● **Task statement**:
Print every entry exactly as written.

● **Recorded information**:
▶
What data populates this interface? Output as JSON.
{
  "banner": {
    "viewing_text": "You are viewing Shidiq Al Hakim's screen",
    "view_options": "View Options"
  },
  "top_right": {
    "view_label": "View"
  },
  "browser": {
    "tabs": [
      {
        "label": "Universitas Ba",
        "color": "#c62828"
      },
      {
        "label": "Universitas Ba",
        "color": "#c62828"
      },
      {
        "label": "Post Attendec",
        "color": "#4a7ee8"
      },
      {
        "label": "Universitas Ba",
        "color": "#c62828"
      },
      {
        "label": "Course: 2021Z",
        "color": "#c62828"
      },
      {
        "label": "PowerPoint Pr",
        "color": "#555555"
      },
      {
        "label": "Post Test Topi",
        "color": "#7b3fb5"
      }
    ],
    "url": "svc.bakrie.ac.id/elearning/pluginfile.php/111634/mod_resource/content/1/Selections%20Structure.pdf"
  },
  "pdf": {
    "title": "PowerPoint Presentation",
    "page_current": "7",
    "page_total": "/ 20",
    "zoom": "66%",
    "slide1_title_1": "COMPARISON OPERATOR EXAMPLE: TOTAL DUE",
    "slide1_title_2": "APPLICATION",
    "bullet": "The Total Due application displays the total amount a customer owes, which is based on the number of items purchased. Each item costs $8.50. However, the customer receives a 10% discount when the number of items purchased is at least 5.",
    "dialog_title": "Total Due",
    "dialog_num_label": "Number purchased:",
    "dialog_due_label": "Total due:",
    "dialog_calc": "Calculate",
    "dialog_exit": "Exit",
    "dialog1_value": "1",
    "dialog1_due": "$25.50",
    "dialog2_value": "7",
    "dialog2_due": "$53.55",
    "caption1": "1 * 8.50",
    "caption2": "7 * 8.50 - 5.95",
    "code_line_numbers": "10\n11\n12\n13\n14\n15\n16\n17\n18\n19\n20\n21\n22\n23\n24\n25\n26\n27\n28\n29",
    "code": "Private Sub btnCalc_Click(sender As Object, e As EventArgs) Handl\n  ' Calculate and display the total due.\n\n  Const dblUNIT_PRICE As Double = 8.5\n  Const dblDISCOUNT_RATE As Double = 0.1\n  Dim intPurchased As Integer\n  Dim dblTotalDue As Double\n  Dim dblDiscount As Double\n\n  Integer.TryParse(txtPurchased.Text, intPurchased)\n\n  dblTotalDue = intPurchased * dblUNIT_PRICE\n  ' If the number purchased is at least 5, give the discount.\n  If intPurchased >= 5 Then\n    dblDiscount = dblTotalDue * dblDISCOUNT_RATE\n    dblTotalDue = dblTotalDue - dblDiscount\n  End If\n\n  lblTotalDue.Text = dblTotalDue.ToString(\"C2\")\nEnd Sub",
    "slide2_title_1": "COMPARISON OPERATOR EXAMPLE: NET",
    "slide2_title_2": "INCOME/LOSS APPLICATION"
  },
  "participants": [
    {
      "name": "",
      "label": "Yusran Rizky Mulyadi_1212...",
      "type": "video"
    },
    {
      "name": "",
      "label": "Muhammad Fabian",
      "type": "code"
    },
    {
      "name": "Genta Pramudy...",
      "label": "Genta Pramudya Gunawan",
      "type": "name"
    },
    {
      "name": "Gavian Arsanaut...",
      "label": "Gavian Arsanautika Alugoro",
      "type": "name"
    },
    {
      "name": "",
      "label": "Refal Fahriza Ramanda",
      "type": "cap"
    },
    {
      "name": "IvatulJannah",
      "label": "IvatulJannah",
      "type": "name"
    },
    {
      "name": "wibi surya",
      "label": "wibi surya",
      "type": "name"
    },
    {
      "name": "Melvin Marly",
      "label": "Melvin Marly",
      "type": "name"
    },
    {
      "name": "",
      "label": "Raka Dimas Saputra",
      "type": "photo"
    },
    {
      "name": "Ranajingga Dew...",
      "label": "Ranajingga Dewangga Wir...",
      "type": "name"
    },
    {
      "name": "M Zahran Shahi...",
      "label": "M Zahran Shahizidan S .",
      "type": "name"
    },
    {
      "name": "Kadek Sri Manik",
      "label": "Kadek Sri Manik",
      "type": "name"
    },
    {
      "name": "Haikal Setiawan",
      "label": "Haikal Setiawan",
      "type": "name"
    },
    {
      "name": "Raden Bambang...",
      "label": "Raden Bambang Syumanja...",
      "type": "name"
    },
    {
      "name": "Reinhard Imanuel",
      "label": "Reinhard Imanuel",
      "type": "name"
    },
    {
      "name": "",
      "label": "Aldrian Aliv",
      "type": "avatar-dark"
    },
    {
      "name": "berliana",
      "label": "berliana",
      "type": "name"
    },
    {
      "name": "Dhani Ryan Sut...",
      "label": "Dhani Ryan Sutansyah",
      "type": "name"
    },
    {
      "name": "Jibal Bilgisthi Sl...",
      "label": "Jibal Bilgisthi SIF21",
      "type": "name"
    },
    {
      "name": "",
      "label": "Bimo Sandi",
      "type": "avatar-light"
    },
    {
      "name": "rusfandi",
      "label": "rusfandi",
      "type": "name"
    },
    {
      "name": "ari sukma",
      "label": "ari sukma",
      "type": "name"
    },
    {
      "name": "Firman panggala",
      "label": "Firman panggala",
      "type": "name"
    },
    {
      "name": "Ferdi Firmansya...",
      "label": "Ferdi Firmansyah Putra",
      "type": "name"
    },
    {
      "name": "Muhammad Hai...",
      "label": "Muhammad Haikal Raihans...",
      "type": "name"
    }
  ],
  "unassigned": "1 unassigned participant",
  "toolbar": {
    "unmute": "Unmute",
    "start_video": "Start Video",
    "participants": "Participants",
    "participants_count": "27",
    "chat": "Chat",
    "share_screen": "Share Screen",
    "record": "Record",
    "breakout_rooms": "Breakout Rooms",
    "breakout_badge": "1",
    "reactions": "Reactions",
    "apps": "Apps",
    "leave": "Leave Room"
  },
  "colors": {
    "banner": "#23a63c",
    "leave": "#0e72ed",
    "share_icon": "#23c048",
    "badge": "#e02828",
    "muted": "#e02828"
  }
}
◀
● **Response for this exercise**:
What data populates this interface? Output as JSON.
{
  "banner": {
    "viewing_text": "You are viewing Shidiq Al Hakim's screen",
    "view_options": "View Options"
  },
  "top_right": {
    "view_label": "View"
  },
  "browser": {
    "tabs": [
      {
        "label": "Universitas Ba",
        "color": "#c62828"
      },
      {
        "label": "Universitas Ba",
        "color": "#c62828"
      },
      {
        "label": "Post Attendec",
        "color": "#4a7ee8"
      },
      {
        "label": "Universitas Ba",
        "color": "#c62828"
      },
      {
        "label": "Course: 2021Z",
        "color": "#c62828"
      },
      {
        "label": "PowerPoint Pr",
        "color": "#555555"
      },
      {
        "label": "Post Test Topi",
        "color": "#7b3fb5"
      }
    ],
    "url": "svc.bakrie.ac.id/elearning/pluginfile.php/111634/mod_resource/content/1/Selections%20Structure.pdf"
  },
  "pdf": {
    "title": "PowerPoint Presentation",
    "page_current": "7",
    "page_total": "/ 20",
    "zoom": "66%",
    "slide1_title_1": "COMPARISON OPERATOR EXAMPLE: TOTAL DUE",
    "slide1_title_2": "APPLICATION",
    "bullet": "The Total Due application displays the total amount a customer owes, which is based on the number of items purchased. Each item costs $8.50. However, the customer receives a 10% discount when the number of items purchased is at least 5.",
    "dialog_title": "Total Due",
    "dialog_num_label": "Number purchased:",
    "dialog_due_label": "Total due:",
    "dialog_calc": "Calculate",
    "dialog_exit": "Exit",
    "dialog1_value": "1",
    "dialog1_due": "$25.50",
    "dialog2_value": "7",
    "dialog2_due": "$53.55",
    "caption1": "1 * 8.50",
    "caption2": "7 * 8.50 - 5.95",
    "code_line_numbers": "10\n11\n12\n13\n14\n15\n16\n17\n18\n19\n20\n21\n22\n23\n24\n25\n26\n27\n28\n29",
    "code": "Private Sub btnCalc_Click(sender As Object, e As EventArgs) Handl\n  ' Calculate and display the total due.\n\n  Const dblUNIT_PRICE As Double = 8.5\n  Const dblDISCOUNT_RATE As Double = 0.1\n  Dim intPurchased As Integer\n  Dim dblTotalDue As Double\n  Dim dblDiscount As Double\n\n  Integer.TryParse(txtPurchased.Text, intPurchased)\n\n  dblTotalDue = intPurchased * dblUNIT_PRICE\n  ' If the number purchased is at least 5, give the discount.\n  If intPurchased >= 5 Then\n    dblDiscount = dblTotalDue * dblDISCOUNT_RATE\n    dblTotalDue = dblTotalDue - dblDiscount\n  End If\n\n  lblTotalDue.Text = dblTotalDue.ToString(\"C2\")\nEnd Sub",
    "slide2_title_1": "COMPARISON OPERATOR EXAMPLE: NET",
    "slide2_title_2": "INCOME/LOSS APPLICATION"
  },
  "participants": [
    {
      "name": "",
      "label": "Yusran Rizky Mulyadi_1212...",
      "type": "video"
    },
    {
      "name": "",
      "label": "Muhammad Fabian",
      "type": "code"
    },
    {
      "name": "Genta Pramudy...",
      "label": "Genta Pramudya Gunawan",
      "type": "name"
    },
    {
      "name": "Gavian Arsanaut...",
      "label": "Gavian Arsanautika Alugoro",
      "type": "name"
    },
    {
      "name": "",
      "label": "Refal Fahriza Ramanda",
      "type": "cap"
    },
    {
      "name": "IvatulJannah",
      "label": "IvatulJannah",
      "type": "name"
    },
    {
      "name": "wibi surya",
      "label": "wibi surya",
      "type": "name"
    },
    {
      "name": "Melvin Marly",
      "label": "Melvin Marly",
      "type": "name"
    },
    {
      "name": "",
      "label": "Raka Dimas Saputra",
      "type": "photo"
    },
    {
      "name": "Ranajingga Dew...",
      "label": "Ranajingga Dewangga Wir...",
      "type": "name"
    },
    {
      "name": "M Zahran Shahi...",
      "label": "M Zahran Shahizidan S .",
      "type": "name"
    },
    {
      "name": "Kadek Sri Manik",
      "label": "Kadek Sri Manik",
      "type": "name"
    },
    {
      "name": "Haikal Setiawan",
      "label": "Haikal Setiawan",
      "type": "name"
    },
    {
      "name": "Raden Bambang...",
      "label": "Raden Bambang Syumanja...",
      "type": "name"
    },
    {
      "name": "Reinhard Imanuel",
      "label": "Reinhard Imanuel",
      "type": "name"
    },
    {
      "name": "",
      "label": "Aldrian Aliv",
      "type": "avatar-dark"
    },
    {
      "name": "berliana",
      "label": "berliana",
      "type": "name"
    },
    {
      "name": "Dhani Ryan Sut...",
      "label": "Dhani Ryan Sutansyah",
      "type": "name"
    },
    {
      "name": "Jibal Bilgisthi Sl...",
      "label": "Jibal Bilgisthi SIF21",
      "type": "name"
    },
    {
      "name": "",
      "label": "Bimo Sandi",
      "type": "avatar-light"
    },
    {
      "name": "rusfandi",
      "label": "rusfandi",
      "type": "name"
    },
    {
      "name": "ari sukma",
      "label": "ari sukma",
      "type": "name"
    },
    {
      "name": "Firman panggala",
      "label": "Firman panggala",
      "type": "name"
    },
    {
      "name": "Ferdi Firmansya...",
      "label": "Ferdi Firmansyah Putra",
      "type": "name"
    },
    {
      "name": "Muhammad Hai...",
      "label": "Muhammad Haikal Raihans...",
      "type": "name"
    }
  ],
  "unassigned": "1 unassigned participant",
  "toolbar": {
    "unmute": "Unmute",
    "start_video": "Start Video",
    "participants": "Participants",
    "participants_count": "27",
    "chat": "Chat",
    "share_screen": "Share Screen",
    "record": "Record",
    "breakout_rooms": "Breakout Rooms",
    "breakout_badge": "1",
    "reactions": "Reactions",
    "apps": "Apps",
    "leave": "Leave Room"
  },
  "colors": {
    "banner": "#23a63c",
    "leave": "#0e72ed",
    "share_icon": "#23c048",
    "badge": "#e02828",
    "muted": "#e02828"
  }
}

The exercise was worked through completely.